### Data for the task

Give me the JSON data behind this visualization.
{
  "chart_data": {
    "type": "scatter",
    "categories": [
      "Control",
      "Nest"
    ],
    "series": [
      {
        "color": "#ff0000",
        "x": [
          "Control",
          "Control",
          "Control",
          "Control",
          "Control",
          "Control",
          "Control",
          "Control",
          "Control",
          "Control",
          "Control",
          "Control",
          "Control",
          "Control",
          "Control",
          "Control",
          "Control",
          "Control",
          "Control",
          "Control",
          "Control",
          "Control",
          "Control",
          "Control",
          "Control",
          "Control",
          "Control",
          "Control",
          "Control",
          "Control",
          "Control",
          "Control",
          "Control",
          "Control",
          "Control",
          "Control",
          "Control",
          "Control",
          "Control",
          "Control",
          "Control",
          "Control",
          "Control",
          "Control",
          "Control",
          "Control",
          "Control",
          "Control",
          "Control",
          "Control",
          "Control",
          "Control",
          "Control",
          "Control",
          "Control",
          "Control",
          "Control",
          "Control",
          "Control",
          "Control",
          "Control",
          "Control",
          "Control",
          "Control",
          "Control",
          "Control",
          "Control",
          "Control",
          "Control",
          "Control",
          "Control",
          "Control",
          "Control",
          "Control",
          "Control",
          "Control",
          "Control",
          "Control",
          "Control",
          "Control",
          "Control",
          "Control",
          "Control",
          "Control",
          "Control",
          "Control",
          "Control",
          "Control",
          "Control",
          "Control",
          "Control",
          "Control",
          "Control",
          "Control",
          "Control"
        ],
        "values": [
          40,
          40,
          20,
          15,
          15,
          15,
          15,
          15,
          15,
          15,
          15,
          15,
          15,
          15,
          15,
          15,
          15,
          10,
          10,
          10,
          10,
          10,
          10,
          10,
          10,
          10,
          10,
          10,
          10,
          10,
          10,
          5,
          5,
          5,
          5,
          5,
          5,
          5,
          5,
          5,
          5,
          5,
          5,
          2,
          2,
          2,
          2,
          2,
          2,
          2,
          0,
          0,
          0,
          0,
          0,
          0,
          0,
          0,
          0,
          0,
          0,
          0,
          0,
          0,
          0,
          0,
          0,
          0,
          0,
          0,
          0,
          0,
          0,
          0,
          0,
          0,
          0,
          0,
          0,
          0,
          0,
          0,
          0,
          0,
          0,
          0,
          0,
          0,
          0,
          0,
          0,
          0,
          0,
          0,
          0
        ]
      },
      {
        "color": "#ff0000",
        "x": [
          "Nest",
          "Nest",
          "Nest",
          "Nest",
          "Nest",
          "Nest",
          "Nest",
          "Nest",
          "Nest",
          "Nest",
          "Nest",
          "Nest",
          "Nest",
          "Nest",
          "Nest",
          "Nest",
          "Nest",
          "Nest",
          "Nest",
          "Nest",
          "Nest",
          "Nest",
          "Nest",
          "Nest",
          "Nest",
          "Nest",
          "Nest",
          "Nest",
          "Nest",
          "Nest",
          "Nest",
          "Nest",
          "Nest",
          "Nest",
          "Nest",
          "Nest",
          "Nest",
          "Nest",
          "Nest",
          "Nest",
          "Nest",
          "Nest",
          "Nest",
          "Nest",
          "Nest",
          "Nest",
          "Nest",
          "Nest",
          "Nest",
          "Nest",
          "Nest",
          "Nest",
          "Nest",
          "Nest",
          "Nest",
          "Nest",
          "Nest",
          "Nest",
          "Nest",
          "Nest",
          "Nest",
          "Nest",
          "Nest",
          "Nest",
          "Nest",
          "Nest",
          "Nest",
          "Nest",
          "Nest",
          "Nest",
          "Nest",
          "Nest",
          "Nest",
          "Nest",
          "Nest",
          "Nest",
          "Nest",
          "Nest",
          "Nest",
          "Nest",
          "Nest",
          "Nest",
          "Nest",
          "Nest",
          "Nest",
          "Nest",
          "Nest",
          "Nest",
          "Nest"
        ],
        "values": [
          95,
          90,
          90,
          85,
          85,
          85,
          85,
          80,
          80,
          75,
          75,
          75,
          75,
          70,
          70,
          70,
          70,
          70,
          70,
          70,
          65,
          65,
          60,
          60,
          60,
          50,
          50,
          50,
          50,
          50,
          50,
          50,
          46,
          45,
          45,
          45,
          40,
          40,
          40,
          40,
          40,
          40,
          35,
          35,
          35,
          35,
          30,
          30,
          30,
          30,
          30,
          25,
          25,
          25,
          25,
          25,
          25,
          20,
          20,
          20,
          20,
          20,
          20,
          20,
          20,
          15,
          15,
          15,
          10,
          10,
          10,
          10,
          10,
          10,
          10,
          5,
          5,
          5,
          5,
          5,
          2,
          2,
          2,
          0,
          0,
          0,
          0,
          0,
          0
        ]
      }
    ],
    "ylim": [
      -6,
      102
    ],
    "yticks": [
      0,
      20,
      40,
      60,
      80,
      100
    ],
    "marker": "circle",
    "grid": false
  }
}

######

# Exercise details
Return the full listing, character for character.

# Exercise response
Give me the JSON data behind this visualization.
{
  "chart_data": {
    "type": "scatter",
    "categories": [
      "Control",
      "Nest"
    ],
    "series": [
      {
        "color": "#ff0000",
        "x": [
          "Control",
          "Control",
          "Control",
          "Control",
          "Control",
          "Control",
          "Control",
          "Control",
          "Control",
          "Control",
          "Control",
          "Control",
          "Control",
          "Control",
          "Control",
          "Control",
          "Control",
          "Control",
          "Control",
          "Control",
          "Control",
          "Control",
          "Control",
          "Control",
          "Control",
          "Control",
          "Control",
          "Control",
          "Control",
          "Control",
          "Control",
          "Control",
          "Control",
          "Control",
          "Control",
          "Control",
          "Control",
          "Control",
          "Control",
          "Control",
          "Control",
          "Control",
          "Control",
          "Control",
          "Control",
          "Control",
          "Control",
          "Control",
          "Control",
          "Control",
          "Control",
          "Control",
          "Control",
          "Control",
          "Control",
          "Control",
          "Control",
          "Control",
          "Control",
          "Control",
          "Control",
          "Control",
          "Control",
          "Control",
          "Control",
          "Control",
          "Control",
          "Control",
          "Control",
          "Control",
          "Control",
          "Control",
          "Control",
          "Control",
          "Control",
          "Control",
          "Control",
          "Control",
          "Control",
          "Control",
          "Control",
          "Control",
          "Control",
          "Control",
          "Control",
          "Control",
          "Control",
          "Control",
          "Control",
          "Control",
          "Control",
          "Control",
          "Control",
          "Control",
          "Control"
        ],
        "values": [
          40,
          40,
          20,
          15,
          15,
          15,
          15,
          15,
          15,
          15,
          15,
          15,
          15,
          15,
          15,
          15,
          15,
          10,
          10,
          10,
          10,
          10,
          10,
          10,
          10,
          10,
          10,
          10,
          10,
          10,
          10,
          5,
          5,
          5,
          5,
          5,
          5,
          5,
          5,
          5,
          5,
          5,
          5,
          2,
          2,
          2,
          2,
          2,
          2,
          2,
          0,
          0,
          0,
          0,
          0,
          0,
          0,
          0,
          0,
          0,
          0,
          0,
          0,
          0,
          0,
          0,
          0,
          0,
          0,
          0,
          0,
          0,
          0,
          0,
          0,
          0,
          0,
          0,
          0,
          0,
          0,
          0,
          0,
          0,
          0,
          0,
          0,
          0,
          0,
          0,
          0,
          0,
          0,
          0,
          0
        ]
      },
      {
        "color": "#ff0000",
        "x": [
          "Nest",
          "Nest",
          "Nest",
          "Nest",
          "Nest",
          "Nest",
          "Nest",
          "Nest",
          "Nest",
          "Nest",
          "Nest",
          "Nest",
          "Nest",
          "Nest",
          "Nest",
          "Nest",
          "Nest",
          "Nest",
          "Nest",
          "Nest",
          "Nest",
          "Nest",
          "Nest",
          "Nest",
          "Nest",
          "Nest",
          "Nest",
          "Nest",
          "Nest",
          "Nest",
          "Nest",
          "Nest",
          "Nest",
          "Nest",
          "Nest",
          "Nest",
          "Nest",
          "Nest",
          "Nest",
          "Nest",
          "Nest",
          "Nest",
          "Nest",
          "Nest",
          "Nest",
          "Nest",
          "Nest",
          "Nest",
          "Nest",
          "Nest",
          "Nest",
          "Nest",
          "Nest",
          "Nest",
          "Nest",
          "Nest",
          "Nest",
          "Nest",
          "Nest",
          "Nest",
          "Nest",
          "Nest",
          "Nest",
          "Nest",
          "Nest",
          "Nest",
          "Nest",
          "Nest",
          "Nest",
          "Nest",
          "Nest",
          "Nest",
          "Nest",
          "Nest",
          "Nest",
          "Nest",
          "Nest",
          "Nest",
          "Nest",
          "Nest",
          "Nest",
          "Nest",
          "Nest",
          "Nest",
          "Nest",
          "Nest",
          "Nest",
          "Nest",
          "Nest"
        ],
        "values": [
          95,
          90,
          90,
          85,
          85,
          85,
          85,
          80,
          80,
          75,
          75,
          75,
          75,
          70,
          70,
          70,
          70,
          70,
          70,
          70,
          65,
          65,
          60,
          60,
          60,
          50,
          50,
          50,
          50,
          50,
          50,
          50,
          46,
          45,
          45,
          45,
          40,
          40,
          40,
          40,
          40,
          40,
          35,
          35,
          35,
          35,
          30,
          30,
          30,
          30,
          30,
          25,
          25,
          25,
          25,
          25,
          25,
          20,
          20,
          20,
          20,
          20,
          20,
          20,
          20,
          15,
          15,
          15,
          10,
          10,
          10,
          10,
          10,
          10,
          10,
          5,
          5,
          5,
          5,
          5,
          2,
          2,
          2,
          0,
          0,
          0,
          0,
          0,
          0
        ]
      }
    ],
    "ylim": [
      -6,
      102
    ],
    "yticks": [
      0,
      20,
      40,
      60,
      80,
      100
    ],
    "marker": "circle",
    "grid": false
  }
}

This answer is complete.